Figure collection entries
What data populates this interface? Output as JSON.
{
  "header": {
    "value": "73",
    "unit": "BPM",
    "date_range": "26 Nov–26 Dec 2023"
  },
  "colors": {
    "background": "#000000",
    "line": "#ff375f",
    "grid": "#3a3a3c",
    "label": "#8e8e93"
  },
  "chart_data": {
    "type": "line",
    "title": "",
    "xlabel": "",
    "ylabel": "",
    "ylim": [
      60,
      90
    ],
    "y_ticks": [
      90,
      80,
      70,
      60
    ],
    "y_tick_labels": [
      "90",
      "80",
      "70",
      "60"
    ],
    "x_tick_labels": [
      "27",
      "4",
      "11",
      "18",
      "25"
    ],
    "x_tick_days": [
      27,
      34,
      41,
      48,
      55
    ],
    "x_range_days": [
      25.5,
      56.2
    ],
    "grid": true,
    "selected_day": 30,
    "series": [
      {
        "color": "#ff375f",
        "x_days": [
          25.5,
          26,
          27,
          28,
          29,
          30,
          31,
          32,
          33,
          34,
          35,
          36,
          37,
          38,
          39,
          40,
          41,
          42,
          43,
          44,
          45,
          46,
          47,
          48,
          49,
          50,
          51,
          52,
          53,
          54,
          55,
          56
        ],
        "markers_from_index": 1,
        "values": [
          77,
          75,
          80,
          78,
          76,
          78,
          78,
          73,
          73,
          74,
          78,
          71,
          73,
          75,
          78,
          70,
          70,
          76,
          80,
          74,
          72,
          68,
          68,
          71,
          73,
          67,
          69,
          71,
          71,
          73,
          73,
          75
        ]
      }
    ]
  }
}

### The task
Print the whole listing exactly as it is.

### Written answer
What data populates this interface? Output as JSON.
{
  "header": {
    "value": "73",
    "unit": "BPM",
    "date_range": "26 Nov–26 Dec 2023"
  },
  "colors": {
    "background": "#000000",
    "line": "#ff375f",
    "grid": "#3a3a3c",
    "label": "#8e8e93"
  },
  "chart_data": {
    "type": "line",
    "title": "",
    "xlabel": "",
    "ylabel": "",
    "ylim": [
      60,
      90
    ],
    "y_ticks": [
      90,
      80,
      70,
      60
    ],
    "y_tick_labels": [
      "90",
      "80",
      "70",
      "60"
    ],
    "x_tick_labels": [
      "27",
      "4",
      "11",
      "18",
      "25"
    ],
    "x_tick_days": [
      27,
      34,
      41,
      48,
      55
    ],
    "x_range_days": [
      25.5,
      56.2
    ],
    "grid": true,
    "selected_day": 30,
    "series": [
      {
        "color": "#ff375f",
        "x_days": [
          25.5,
          26,
          27,
          28,
          29,
          30,
          31,
          32,
          33,
          34,
          35,
          36,
          37,
          38,
          39,
          40,
          41,
          42,
          43,
          44,
          45,
          46,
          47,
          48,
          49,
          50,
          51,
          52,
          53,
          54,
          55,
          56
        ],
        "markers_from_index": 1,
        "values": [
          77,
          75,
          80,
          78,
          76,
          78,
          78,
          73,
          73,
          74,
          78,
          71,
          73,
          75,
          78,
          70,
          70,
          76,
          80,
          74,
          72,
          68,
          68,
          71,
          73,
          67,
          69,
          71,
          71,
          73,
          73,
          75
        ]
      }
    ]
  }
}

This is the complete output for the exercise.